Find the string "household" and gather every line that holds it.

━━━━━━

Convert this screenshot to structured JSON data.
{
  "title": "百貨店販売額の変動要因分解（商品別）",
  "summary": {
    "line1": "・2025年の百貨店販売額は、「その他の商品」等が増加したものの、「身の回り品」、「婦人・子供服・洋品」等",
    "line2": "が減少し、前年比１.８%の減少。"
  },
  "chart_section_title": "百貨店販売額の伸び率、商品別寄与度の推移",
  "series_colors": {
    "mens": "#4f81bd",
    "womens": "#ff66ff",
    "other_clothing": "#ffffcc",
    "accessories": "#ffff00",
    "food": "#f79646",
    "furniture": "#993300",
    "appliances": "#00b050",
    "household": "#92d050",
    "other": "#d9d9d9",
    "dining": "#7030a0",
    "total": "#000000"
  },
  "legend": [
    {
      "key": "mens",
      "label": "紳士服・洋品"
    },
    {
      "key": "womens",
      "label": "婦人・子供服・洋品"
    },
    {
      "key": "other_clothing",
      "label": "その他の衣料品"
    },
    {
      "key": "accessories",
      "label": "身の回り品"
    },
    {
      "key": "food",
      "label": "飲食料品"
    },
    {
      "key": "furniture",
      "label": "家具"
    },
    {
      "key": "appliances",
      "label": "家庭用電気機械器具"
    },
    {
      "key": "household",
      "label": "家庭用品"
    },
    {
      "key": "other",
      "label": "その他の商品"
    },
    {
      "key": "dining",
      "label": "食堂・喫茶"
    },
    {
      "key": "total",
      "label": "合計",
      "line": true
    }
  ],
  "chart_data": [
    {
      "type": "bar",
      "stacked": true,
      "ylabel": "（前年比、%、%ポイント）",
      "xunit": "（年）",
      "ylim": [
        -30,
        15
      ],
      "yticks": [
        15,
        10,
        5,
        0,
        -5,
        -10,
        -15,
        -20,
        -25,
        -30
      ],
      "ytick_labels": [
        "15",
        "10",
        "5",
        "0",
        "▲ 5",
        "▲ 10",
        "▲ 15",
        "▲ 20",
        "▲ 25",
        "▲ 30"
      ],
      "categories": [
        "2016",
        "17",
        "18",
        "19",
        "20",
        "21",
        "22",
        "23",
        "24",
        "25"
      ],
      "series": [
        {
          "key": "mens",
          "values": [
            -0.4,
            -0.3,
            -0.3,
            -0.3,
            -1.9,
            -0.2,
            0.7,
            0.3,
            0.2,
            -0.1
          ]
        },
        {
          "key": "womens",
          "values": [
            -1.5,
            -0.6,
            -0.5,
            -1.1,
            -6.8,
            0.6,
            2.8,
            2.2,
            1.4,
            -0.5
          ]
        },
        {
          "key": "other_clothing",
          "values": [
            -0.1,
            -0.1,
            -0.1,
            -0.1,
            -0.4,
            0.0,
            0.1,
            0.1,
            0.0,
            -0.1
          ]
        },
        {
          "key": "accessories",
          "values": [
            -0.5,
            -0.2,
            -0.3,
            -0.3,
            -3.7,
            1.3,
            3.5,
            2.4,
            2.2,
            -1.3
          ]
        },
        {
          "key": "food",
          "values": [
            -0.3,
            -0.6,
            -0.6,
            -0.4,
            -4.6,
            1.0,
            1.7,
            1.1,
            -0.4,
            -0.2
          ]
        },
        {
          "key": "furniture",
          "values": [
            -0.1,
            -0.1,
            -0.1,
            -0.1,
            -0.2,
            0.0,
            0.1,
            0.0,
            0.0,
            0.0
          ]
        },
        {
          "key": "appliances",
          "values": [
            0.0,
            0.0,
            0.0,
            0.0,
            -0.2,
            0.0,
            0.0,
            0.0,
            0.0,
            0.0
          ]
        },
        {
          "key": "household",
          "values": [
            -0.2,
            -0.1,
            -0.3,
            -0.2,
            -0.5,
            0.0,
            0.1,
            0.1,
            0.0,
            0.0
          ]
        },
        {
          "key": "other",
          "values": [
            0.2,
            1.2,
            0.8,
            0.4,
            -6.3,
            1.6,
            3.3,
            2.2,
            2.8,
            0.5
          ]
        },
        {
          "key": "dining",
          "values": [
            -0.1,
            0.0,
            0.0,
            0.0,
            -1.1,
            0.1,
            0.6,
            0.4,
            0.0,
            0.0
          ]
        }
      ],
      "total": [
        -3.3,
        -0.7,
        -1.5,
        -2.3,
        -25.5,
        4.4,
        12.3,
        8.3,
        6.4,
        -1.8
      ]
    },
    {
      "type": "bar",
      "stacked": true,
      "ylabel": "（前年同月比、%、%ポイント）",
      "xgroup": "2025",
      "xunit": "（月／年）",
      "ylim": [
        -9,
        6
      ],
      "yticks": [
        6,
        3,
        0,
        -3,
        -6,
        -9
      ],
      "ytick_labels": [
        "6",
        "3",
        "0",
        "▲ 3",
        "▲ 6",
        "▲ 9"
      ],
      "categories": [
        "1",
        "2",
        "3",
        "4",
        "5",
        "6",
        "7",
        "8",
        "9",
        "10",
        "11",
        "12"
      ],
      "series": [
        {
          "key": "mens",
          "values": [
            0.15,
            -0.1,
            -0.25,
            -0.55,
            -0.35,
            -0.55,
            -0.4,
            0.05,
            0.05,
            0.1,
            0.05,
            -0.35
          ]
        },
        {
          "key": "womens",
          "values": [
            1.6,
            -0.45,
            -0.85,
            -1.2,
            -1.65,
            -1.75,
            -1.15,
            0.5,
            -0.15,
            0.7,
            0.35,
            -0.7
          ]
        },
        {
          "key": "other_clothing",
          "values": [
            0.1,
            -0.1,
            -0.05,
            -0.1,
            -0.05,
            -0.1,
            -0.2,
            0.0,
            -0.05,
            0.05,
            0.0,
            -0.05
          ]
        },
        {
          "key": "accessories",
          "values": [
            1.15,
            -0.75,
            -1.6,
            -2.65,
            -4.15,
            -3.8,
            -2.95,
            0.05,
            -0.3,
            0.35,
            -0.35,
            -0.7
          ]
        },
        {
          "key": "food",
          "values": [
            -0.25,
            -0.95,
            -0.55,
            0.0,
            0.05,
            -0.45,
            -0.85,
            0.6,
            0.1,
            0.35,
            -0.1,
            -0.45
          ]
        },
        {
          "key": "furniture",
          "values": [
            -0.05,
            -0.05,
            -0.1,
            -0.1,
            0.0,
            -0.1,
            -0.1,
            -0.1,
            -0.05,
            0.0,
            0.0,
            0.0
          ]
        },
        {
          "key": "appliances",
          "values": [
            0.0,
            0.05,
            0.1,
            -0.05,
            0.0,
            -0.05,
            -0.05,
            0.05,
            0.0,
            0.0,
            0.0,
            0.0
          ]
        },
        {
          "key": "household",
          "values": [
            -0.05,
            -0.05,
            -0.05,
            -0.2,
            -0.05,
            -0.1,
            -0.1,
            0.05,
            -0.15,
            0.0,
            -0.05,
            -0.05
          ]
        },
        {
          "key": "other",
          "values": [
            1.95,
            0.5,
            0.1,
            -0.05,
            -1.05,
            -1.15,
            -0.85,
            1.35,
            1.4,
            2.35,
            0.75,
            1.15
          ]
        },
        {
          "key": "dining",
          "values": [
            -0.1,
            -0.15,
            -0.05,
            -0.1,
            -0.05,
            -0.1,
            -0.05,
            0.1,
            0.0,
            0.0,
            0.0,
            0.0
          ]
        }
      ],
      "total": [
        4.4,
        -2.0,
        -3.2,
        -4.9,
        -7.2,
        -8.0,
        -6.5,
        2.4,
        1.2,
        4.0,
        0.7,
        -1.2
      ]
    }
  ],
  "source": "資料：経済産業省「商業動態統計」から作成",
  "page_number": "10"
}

━━━━━━

§ **Result of the exercise**:
    "household": "#92d050",
      "key": "household",
          "key": "household",
          "key": "household",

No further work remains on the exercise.